EXERCISE | Select from the records below every line that has the word "микс" in it.

RECORDS SUPPLIED |

##########

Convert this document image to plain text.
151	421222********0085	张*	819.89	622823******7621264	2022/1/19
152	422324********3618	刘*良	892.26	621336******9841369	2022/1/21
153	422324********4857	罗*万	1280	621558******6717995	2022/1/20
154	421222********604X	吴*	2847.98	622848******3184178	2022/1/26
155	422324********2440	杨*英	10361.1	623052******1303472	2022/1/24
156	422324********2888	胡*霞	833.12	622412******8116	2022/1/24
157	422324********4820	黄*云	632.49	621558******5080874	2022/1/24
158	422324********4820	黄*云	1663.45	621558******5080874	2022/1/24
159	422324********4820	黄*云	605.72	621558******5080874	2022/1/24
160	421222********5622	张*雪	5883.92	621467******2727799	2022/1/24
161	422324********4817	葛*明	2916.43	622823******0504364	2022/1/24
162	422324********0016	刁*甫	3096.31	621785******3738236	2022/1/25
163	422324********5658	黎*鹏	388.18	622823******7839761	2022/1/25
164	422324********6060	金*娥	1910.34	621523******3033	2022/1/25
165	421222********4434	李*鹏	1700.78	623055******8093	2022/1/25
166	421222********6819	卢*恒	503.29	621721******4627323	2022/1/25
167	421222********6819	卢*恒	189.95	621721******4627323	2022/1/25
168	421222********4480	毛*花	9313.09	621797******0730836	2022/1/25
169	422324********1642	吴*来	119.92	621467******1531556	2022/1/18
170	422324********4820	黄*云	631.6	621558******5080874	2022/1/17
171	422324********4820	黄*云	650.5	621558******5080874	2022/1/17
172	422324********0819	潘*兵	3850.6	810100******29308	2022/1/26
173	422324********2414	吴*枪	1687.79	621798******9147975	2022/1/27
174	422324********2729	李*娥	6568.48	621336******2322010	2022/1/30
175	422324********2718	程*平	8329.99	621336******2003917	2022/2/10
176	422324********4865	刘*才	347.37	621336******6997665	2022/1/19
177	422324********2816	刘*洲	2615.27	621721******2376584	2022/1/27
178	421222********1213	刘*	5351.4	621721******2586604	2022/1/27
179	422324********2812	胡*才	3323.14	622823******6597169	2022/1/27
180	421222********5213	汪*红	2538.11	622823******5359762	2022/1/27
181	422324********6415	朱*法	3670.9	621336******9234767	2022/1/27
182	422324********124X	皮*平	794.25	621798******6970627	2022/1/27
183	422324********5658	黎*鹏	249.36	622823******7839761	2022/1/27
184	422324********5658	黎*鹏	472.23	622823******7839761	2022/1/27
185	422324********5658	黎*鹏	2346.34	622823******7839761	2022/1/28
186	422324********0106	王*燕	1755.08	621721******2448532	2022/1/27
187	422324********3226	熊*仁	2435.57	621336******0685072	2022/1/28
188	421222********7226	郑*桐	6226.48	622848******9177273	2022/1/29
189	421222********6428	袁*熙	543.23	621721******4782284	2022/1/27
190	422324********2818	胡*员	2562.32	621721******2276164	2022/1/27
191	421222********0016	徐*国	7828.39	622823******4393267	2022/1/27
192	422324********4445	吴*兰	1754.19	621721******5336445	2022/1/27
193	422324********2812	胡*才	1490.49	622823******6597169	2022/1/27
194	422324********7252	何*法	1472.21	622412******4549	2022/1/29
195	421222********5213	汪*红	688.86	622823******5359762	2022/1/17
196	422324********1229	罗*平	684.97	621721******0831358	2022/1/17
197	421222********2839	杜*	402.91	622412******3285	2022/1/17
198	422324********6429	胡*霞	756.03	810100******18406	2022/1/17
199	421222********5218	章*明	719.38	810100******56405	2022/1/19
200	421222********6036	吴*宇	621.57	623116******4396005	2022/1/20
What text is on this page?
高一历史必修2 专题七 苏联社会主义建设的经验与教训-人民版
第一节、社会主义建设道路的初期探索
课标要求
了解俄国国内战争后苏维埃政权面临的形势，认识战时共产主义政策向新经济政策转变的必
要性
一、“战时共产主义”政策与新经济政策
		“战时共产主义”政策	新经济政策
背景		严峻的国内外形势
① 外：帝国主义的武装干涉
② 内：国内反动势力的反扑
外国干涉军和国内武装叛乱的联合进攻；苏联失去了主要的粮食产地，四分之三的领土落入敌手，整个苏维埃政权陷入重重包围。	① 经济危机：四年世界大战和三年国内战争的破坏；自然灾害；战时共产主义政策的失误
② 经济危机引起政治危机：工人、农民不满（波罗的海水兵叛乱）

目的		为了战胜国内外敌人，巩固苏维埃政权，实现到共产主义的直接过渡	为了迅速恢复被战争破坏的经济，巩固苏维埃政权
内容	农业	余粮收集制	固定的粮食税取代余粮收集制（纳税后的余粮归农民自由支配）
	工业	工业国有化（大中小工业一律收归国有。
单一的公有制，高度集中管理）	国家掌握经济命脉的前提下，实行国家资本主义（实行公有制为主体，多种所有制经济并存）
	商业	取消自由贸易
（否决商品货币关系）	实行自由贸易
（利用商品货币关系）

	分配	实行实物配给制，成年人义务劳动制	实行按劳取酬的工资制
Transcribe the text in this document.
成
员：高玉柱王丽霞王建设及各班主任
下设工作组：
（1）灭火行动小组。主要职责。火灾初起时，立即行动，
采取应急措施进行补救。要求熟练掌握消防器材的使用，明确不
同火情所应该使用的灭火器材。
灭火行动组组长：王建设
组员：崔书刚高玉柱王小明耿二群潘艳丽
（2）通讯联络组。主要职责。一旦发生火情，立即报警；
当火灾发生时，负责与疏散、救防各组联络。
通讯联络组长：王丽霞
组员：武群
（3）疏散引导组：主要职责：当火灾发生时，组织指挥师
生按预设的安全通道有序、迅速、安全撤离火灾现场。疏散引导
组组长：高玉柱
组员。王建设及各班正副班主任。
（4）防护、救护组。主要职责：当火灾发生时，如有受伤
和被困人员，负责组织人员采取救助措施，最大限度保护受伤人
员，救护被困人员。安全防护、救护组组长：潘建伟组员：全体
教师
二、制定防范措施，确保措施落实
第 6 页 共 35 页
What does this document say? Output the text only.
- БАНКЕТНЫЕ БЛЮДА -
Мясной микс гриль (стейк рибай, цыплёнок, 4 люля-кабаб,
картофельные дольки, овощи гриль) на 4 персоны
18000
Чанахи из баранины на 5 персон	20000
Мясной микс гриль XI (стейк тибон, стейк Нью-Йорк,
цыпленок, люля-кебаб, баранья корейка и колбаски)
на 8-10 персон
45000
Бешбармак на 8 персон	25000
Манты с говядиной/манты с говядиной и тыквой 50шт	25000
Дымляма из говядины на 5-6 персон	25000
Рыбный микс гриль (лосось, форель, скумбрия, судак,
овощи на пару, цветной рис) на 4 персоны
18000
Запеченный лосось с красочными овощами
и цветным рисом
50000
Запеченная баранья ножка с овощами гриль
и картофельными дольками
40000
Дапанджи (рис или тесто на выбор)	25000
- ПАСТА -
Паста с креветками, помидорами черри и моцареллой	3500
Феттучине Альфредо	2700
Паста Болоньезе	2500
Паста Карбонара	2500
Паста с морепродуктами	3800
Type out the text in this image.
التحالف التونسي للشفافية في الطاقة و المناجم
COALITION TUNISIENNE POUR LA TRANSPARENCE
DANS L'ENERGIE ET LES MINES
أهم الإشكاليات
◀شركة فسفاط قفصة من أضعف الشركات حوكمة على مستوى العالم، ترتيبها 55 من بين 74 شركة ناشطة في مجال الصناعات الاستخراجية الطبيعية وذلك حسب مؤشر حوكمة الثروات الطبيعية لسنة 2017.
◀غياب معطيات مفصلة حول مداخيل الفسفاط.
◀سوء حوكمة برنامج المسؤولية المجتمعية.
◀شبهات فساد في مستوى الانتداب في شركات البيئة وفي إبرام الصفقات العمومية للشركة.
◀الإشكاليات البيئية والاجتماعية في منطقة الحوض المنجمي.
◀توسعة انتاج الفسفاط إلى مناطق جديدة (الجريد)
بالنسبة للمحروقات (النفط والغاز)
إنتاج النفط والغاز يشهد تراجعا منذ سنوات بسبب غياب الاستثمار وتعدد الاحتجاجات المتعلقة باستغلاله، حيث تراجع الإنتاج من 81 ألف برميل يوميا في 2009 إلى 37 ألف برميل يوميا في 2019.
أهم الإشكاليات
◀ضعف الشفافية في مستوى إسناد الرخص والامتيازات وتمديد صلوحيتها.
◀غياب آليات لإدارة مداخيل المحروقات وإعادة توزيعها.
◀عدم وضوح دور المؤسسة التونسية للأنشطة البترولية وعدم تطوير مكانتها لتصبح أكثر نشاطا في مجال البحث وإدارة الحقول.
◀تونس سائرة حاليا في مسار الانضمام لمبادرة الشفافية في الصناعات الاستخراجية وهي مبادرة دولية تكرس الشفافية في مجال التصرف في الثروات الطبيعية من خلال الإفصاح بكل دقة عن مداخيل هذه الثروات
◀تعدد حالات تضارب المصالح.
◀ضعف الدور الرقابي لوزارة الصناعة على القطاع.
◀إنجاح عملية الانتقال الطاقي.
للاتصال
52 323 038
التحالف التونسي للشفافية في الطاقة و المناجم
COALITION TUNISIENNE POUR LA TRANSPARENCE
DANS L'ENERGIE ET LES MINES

##########

TASK OUTPUT |
Мясной микс гриль (стейк рибай, цыплёнок, 4 люля-кабаб,
Мясной микс гриль XI (стейк тибон, стейк Нью-Йорк,
Рыбный микс гриль (лосось, форель, скумбрия, судак,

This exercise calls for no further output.